*Data lines:*

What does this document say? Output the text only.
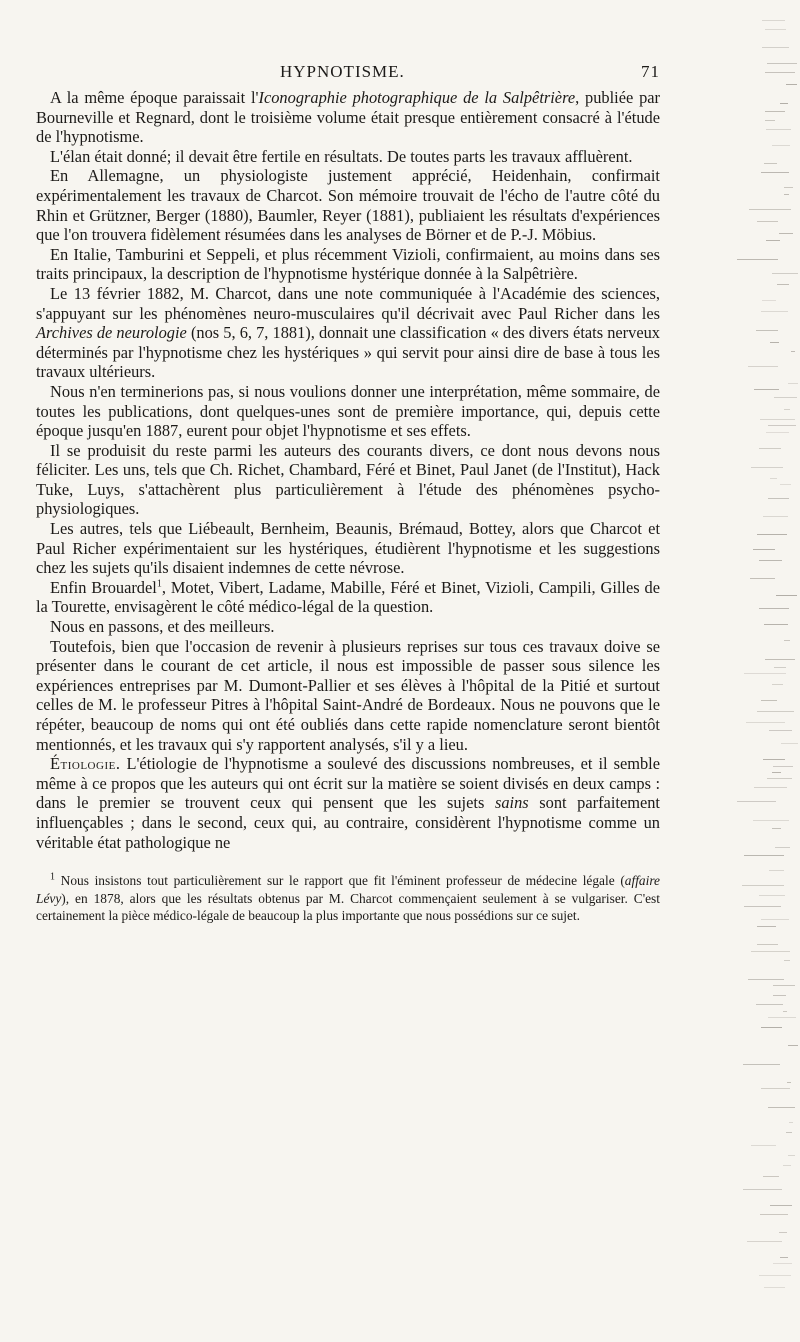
HYPNOTISME.	71

A la même époque paraissait l'Iconographie photographique de la Salpêtrière, publiée par Bourneville et Regnard, dont le troisième volume était presque entièrement consacré à l'étude de l'hypnotisme.

L'élan était donné; il devait être fertile en résultats. De toutes parts les travaux affluèrent.

En Allemagne, un physiologiste justement apprécié, Heidenhain, confirmait expérimentalement les travaux de Charcot. Son mémoire trouvait de l'écho de l'autre côté du Rhin et Grützner, Berger (1880), Baumler, Reyer (1881), publiaient les résultats d'expériences que l'on trouvera fidèlement résumées dans les analyses de Börner et de P.-J. Möbius.

En Italie, Tamburini et Seppeli, et plus récemment Vizioli, confirmaient, au moins dans ses traits principaux, la description de l'hypnotisme hystérique donnée à la Salpêtrière.

Le 13 février 1882, M. Charcot, dans une note communiquée à l'Académie des sciences, s'appuyant sur les phénomènes neuro-musculaires qu'il décrivait avec Paul Richer dans les Archives de neurologie (nos 5, 6, 7, 1881), donnait une classification « des divers états nerveux déterminés par l'hypnotisme chez les hystériques » qui servit pour ainsi dire de base à tous les travaux ultérieurs.

Nous n'en terminerions pas, si nous voulions donner une interprétation, même sommaire, de toutes les publications, dont quelques-unes sont de première importance, qui, depuis cette époque jusqu'en 1887, eurent pour objet l'hypnotisme et ses effets.

Il se produisit du reste parmi les auteurs des courants divers, ce dont nous devons nous féliciter. Les uns, tels que Ch. Richet, Chambard, Féré et Binet, Paul Janet (de l'Institut), Hack Tuke, Luys, s'attachèrent plus particulièrement à l'étude des phénomènes psycho-physiologiques.

Les autres, tels que Liébeault, Bernheim, Beaunis, Brémaud, Bottey, alors que Charcot et Paul Richer expérimentaient sur les hystériques, étudièrent l'hypnotisme et les suggestions chez les sujets qu'ils disaient indemnes de cette névrose.

Enfin Brouardel$^1$, Motet, Vibert, Ladame, Mabille, Féré et Binet, Vizioli, Campili, Gilles de la Tourette, envisagèrent le côté médico-légal de la question.

Nous en passons, et des meilleurs.

Toutefois, bien que l'occasion de revenir à plusieurs reprises sur tous ces travaux doive se présenter dans le courant de cet article, il nous est impossible de passer sous silence les expériences entreprises par M. Dumont-Pallier et ses élèves à l'hôpital de la Pitié et surtout celles de M. le professeur Pitres à l'hôpital Saint-André de Bordeaux. Nous ne pouvons que le répéter, beaucoup de noms qui ont été oubliés dans cette rapide nomenclature seront bientôt mentionnés, et les travaux qui s'y rapportent analysés, s'il y a lieu.

Étiologie. L'étiologie de l'hypnotisme a soulevé des discussions nombreuses, et il semble même à ce propos que les auteurs qui ont écrit sur la matière se soient divisés en deux camps : dans le premier se trouvent ceux qui pensent que les sujets sains sont parfaitement influençables ; dans le second, ceux qui, au contraire, considèrent l'hypnotisme comme un véritable état pathologique ne

$^1$ Nous insistons tout particulièrement sur le rapport que fit l'éminent professeur de médecine légale (affaire Lévy), en 1878, alors que les résultats obtenus par M. Charcot commençaient seulement à se vulgariser. C'est certainement la pièce médico-légale de beaucoup la plus importante que nous possédions sur ce sujet.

*Problem statement:*
Locate the word "Salpêtrière" in the records above, and return each line that has it.

*Answer to the task:*
A la même époque paraissait l'Iconographie photographique de la Salpêtrière, publiée par Bourneville et Regnard, dont le troisième volume était presque entièrement consacré à l'étude de l'hypnotisme.
En Italie, Tamburini et Seppeli, et plus récemment Vizioli, confirmaient, au moins dans ses traits principaux, la description de l'hypnotisme hystérique donnée à la Salpêtrière.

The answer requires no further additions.